_Task requirements:_
Locate every line in the material below that has the word "Антонио". Copy each of those lines.

>> start

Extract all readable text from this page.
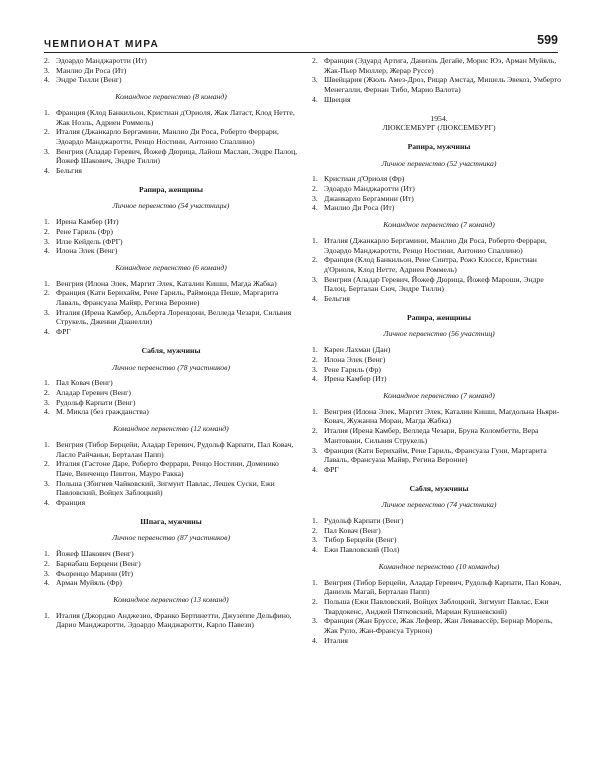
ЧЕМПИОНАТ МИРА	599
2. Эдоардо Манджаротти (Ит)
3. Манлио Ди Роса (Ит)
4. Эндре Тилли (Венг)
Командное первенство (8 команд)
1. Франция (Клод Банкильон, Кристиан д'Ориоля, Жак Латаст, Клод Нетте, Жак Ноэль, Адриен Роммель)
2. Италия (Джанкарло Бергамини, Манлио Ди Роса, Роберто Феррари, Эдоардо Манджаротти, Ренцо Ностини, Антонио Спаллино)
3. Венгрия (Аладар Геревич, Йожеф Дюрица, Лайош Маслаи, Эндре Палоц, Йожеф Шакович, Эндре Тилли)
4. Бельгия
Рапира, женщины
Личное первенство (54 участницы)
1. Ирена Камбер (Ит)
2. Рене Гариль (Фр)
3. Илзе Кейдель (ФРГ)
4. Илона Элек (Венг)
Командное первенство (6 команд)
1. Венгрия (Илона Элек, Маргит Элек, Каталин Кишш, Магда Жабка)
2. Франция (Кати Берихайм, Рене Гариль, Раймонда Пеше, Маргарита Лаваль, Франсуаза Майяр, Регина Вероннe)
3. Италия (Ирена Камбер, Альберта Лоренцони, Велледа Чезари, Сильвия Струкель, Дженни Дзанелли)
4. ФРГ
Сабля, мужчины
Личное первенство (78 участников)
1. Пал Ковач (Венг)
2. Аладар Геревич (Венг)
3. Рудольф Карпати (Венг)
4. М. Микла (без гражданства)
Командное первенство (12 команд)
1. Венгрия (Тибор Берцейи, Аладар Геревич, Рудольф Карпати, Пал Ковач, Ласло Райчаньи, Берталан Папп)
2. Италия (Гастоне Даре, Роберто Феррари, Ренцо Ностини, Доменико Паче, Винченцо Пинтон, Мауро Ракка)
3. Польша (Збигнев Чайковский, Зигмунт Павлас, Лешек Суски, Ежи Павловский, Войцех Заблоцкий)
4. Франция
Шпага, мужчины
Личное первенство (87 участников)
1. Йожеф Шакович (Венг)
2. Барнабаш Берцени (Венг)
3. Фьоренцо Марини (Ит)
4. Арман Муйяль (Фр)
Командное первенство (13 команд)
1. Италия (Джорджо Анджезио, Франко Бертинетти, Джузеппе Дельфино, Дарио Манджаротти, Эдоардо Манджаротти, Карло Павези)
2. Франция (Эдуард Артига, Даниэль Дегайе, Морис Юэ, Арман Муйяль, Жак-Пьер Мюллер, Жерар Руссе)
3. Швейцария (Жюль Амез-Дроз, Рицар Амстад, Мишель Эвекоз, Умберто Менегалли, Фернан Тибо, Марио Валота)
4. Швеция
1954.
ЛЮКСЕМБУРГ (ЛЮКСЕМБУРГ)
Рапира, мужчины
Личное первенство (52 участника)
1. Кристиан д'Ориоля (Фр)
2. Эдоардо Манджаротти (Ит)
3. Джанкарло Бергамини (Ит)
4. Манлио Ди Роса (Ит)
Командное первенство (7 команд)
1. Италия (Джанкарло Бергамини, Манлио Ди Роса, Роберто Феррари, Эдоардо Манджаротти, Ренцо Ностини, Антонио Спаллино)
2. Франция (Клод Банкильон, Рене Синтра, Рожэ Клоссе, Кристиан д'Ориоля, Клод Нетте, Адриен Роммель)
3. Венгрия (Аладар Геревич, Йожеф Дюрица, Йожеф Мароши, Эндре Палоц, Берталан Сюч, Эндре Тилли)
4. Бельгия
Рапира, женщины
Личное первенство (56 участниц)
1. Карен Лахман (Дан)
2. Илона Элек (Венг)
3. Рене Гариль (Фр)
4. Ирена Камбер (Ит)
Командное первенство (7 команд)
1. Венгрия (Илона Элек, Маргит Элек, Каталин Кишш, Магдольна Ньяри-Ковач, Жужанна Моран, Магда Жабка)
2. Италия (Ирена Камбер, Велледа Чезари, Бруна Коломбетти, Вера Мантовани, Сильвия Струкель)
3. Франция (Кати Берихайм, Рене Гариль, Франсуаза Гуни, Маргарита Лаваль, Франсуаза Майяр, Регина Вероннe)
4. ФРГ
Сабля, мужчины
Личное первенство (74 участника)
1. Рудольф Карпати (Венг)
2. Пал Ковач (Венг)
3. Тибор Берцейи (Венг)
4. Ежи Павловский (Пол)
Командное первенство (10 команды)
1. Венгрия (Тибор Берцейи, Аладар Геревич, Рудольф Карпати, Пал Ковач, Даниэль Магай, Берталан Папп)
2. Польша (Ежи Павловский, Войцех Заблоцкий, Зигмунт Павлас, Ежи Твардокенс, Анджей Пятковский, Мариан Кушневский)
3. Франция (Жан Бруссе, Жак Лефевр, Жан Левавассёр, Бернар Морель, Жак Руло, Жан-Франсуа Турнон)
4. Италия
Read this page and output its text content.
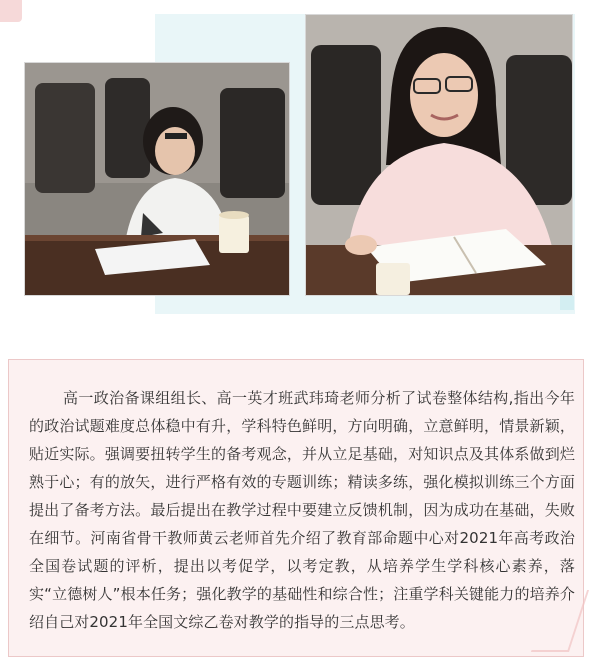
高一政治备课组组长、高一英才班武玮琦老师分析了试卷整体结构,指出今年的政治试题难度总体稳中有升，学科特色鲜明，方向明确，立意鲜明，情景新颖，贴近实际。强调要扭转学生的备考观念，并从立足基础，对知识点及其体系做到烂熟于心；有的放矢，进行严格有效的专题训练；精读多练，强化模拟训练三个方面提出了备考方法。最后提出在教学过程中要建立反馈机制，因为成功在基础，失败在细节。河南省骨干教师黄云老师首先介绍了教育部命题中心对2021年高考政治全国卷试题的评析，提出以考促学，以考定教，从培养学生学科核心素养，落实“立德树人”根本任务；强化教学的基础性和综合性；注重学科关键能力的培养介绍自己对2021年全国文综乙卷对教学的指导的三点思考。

>> end
>> start

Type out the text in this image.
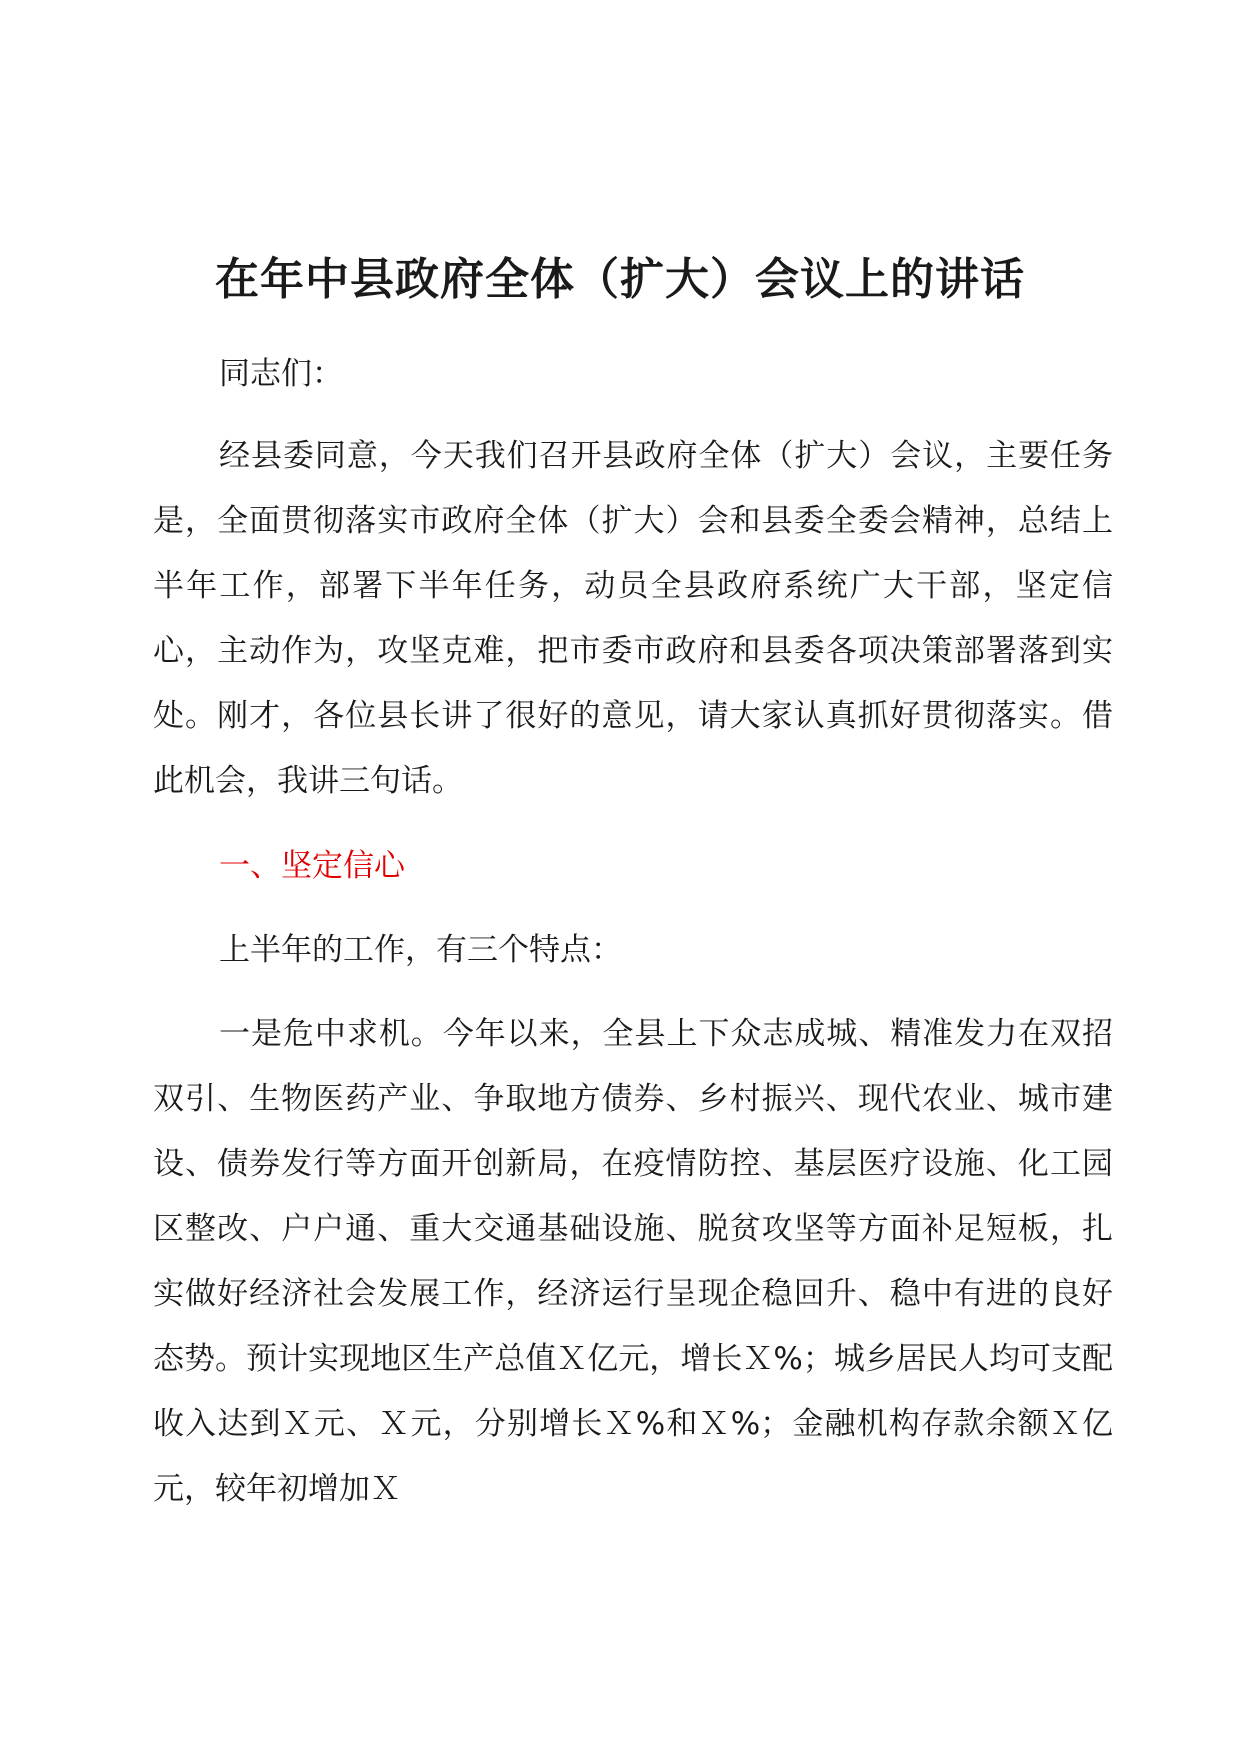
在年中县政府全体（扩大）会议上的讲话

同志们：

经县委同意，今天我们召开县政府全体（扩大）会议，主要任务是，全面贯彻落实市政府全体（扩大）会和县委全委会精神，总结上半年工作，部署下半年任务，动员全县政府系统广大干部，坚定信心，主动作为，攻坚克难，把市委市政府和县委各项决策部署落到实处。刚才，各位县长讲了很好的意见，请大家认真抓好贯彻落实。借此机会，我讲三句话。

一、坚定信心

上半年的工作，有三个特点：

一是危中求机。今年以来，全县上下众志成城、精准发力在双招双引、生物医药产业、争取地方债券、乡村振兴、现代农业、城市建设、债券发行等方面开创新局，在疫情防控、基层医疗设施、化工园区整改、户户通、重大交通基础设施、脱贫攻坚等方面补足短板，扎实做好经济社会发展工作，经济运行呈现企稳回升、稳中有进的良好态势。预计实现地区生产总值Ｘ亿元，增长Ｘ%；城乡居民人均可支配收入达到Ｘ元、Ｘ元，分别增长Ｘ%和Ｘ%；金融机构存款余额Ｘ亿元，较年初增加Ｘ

>> end

_Exercise solution:_
2. Италия (Джанкарло Бергамини, Манлио Ди Роса, Роберто Феррари, Эдоардо Манджаротти, Ренцо Ностини, Антонио Спаллино)
1. Италия (Джанкарло Бергамини, Манлио Ди Роса, Роберто Феррари, Эдоардо Манджаротти, Ренцо Ностини, Антонио Спаллино)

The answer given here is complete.